[Stored records]
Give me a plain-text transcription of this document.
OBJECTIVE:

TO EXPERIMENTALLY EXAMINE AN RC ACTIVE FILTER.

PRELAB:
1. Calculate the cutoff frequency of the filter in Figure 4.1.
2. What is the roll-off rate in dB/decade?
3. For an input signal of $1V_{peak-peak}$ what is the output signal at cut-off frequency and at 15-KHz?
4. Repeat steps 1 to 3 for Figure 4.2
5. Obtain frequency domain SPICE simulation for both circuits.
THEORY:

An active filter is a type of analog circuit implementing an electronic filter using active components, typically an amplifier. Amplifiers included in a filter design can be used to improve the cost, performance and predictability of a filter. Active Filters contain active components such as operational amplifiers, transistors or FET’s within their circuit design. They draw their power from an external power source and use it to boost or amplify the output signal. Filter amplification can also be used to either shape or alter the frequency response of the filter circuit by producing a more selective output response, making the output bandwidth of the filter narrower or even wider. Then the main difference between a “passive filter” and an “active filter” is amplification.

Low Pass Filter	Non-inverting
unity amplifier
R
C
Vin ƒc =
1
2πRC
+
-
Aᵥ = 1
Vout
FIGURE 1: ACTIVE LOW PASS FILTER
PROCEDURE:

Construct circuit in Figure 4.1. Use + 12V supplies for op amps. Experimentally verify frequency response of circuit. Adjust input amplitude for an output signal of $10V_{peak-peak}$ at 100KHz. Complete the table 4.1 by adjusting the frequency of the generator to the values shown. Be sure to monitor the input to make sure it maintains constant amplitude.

--- Brief ---
Pull out all lines from the entries above in which the word "peak" appears.

--- Expected output ---
3. For an input signal of $1V_{peak-peak}$ what is the output signal at cut-off frequency and at 15-KHz?
Construct circuit in Figure 4.1. Use + 12V supplies for op amps. Experimentally verify frequency response of circuit. Adjust input amplitude for an output signal of $10V_{peak-peak}$ at 100KHz. Complete the table 4.1 by adjusting the frequency of the generator to the values shown. Be sure to monitor the input to make sure it maintains constant amplitude.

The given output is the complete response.